[Stored records]
'''

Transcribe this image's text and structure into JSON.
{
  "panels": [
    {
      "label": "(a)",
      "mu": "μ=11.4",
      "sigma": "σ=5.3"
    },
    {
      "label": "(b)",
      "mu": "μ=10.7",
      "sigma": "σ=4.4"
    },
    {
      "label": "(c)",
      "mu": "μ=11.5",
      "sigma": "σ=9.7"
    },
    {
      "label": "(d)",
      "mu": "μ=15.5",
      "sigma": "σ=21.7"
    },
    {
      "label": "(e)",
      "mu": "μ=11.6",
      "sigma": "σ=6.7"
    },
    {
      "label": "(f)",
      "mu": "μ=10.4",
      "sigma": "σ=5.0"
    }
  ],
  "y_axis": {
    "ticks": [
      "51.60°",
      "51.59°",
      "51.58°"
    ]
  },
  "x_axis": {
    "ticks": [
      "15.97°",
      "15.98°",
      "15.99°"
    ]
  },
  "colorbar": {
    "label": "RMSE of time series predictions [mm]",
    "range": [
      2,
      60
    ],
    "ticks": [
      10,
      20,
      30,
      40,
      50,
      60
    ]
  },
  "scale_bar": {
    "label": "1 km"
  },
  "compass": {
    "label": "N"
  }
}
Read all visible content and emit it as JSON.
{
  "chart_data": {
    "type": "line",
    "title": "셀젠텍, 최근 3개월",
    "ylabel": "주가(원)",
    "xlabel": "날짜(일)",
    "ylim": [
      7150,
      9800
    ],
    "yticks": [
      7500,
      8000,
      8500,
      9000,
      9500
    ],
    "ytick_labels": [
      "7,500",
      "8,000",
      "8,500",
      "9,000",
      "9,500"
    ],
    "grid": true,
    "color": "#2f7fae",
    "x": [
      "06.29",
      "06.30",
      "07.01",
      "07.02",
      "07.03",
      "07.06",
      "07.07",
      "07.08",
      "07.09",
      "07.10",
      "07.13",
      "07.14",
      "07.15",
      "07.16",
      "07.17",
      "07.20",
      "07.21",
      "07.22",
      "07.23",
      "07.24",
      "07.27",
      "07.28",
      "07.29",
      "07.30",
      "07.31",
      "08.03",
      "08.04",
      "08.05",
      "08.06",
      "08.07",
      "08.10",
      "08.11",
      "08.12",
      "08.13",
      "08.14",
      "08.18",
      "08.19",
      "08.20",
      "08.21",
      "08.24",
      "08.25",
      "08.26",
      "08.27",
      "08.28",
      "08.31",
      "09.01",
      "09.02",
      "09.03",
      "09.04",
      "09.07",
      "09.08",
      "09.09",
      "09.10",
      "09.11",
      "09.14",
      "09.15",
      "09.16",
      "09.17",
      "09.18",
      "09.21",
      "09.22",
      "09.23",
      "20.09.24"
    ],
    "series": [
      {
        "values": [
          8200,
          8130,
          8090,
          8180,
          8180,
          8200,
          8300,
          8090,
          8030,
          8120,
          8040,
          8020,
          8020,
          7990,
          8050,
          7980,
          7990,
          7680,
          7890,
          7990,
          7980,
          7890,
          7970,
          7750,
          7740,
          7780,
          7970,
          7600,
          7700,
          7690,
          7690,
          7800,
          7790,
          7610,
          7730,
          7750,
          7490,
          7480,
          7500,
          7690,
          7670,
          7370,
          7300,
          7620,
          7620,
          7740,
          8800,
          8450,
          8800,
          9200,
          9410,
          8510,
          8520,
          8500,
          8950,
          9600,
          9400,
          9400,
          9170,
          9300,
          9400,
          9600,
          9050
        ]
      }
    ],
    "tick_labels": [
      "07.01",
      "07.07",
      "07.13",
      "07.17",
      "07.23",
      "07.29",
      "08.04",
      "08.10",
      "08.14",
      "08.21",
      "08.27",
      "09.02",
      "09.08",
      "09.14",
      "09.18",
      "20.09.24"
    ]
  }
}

'''

> Objective
Retype the entries one by one, exactly.

> Exercise result
Transcribe this image's text and structure into JSON.
{
  "panels": [
    {
      "label": "(a)",
      "mu": "μ=11.4",
      "sigma": "σ=5.3"
    },
    {
      "label": "(b)",
      "mu": "μ=10.7",
      "sigma": "σ=4.4"
    },
    {
      "label": "(c)",
      "mu": "μ=11.5",
      "sigma": "σ=9.7"
    },
    {
      "label": "(d)",
      "mu": "μ=15.5",
      "sigma": "σ=21.7"
    },
    {
      "label": "(e)",
      "mu": "μ=11.6",
      "sigma": "σ=6.7"
    },
    {
      "label": "(f)",
      "mu": "μ=10.4",
      "sigma": "σ=5.0"
    }
  ],
  "y_axis": {
    "ticks": [
      "51.60°",
      "51.59°",
      "51.58°"
    ]
  },
  "x_axis": {
    "ticks": [
      "15.97°",
      "15.98°",
      "15.99°"
    ]
  },
  "colorbar": {
    "label": "RMSE of time series predictions [mm]",
    "range": [
      2,
      60
    ],
    "ticks": [
      10,
      20,
      30,
      40,
      50,
      60
    ]
  },
  "scale_bar": {
    "label": "1 km"
  },
  "compass": {
    "label": "N"
  }
}
Read all visible content and emit it as JSON.
{
  "chart_data": {
    "type": "line",
    "title": "셀젠텍, 최근 3개월",
    "ylabel": "주가(원)",
    "xlabel": "날짜(일)",
    "ylim": [
      7150,
      9800
    ],
    "yticks": [
      7500,
      8000,
      8500,
      9000,
      9500
    ],
    "ytick_labels": [
      "7,500",
      "8,000",
      "8,500",
      "9,000",
      "9,500"
    ],
    "grid": true,
    "color": "#2f7fae",
    "x": [
      "06.29",
      "06.30",
      "07.01",
      "07.02",
      "07.03",
      "07.06",
      "07.07",
      "07.08",
      "07.09",
      "07.10",
      "07.13",
      "07.14",
      "07.15",
      "07.16",
      "07.17",
      "07.20",
      "07.21",
      "07.22",
      "07.23",
      "07.24",
      "07.27",
      "07.28",
      "07.29",
      "07.30",
      "07.31",
      "08.03",
      "08.04",
      "08.05",
      "08.06",
      "08.07",
      "08.10",
      "08.11",
      "08.12",
      "08.13",
      "08.14",
      "08.18",
      "08.19",
      "08.20",
      "08.21",
      "08.24",
      "08.25",
      "08.26",
      "08.27",
      "08.28",
      "08.31",
      "09.01",
      "09.02",
      "09.03",
      "09.04",
      "09.07",
      "09.08",
      "09.09",
      "09.10",
      "09.11",
      "09.14",
      "09.15",
      "09.16",
      "09.17",
      "09.18",
      "09.21",
      "09.22",
      "09.23",
      "20.09.24"
    ],
    "series": [
      {
        "values": [
          8200,
          8130,
          8090,
          8180,
          8180,
          8200,
          8300,
          8090,
          8030,
          8120,
          8040,
          8020,
          8020,
          7990,
          8050,
          7980,
          7990,
          7680,
          7890,
          7990,
          7980,
          7890,
          7970,
          7750,
          7740,
          7780,
          7970,
          7600,
          7700,
          7690,
          7690,
          7800,
          7790,
          7610,
          7730,
          7750,
          7490,
          7480,
          7500,
          7690,
          7670,
          7370,
          7300,
          7620,
          7620,
          7740,
          8800,
          8450,
          8800,
          9200,
          9410,
          8510,
          8520,
          8500,
          8950,
          9600,
          9400,
          9400,
          9170,
          9300,
          9400,
          9600,
          9050
        ]
      }
    ],
    "tick_labels": [
      "07.01",
      "07.07",
      "07.13",
      "07.17",
      "07.23",
      "07.29",
      "08.04",
      "08.10",
      "08.14",
      "08.21",
      "08.27",
      "09.02",
      "09.08",
      "09.14",
      "09.18",
      "20.09.24"
    ]
  }
}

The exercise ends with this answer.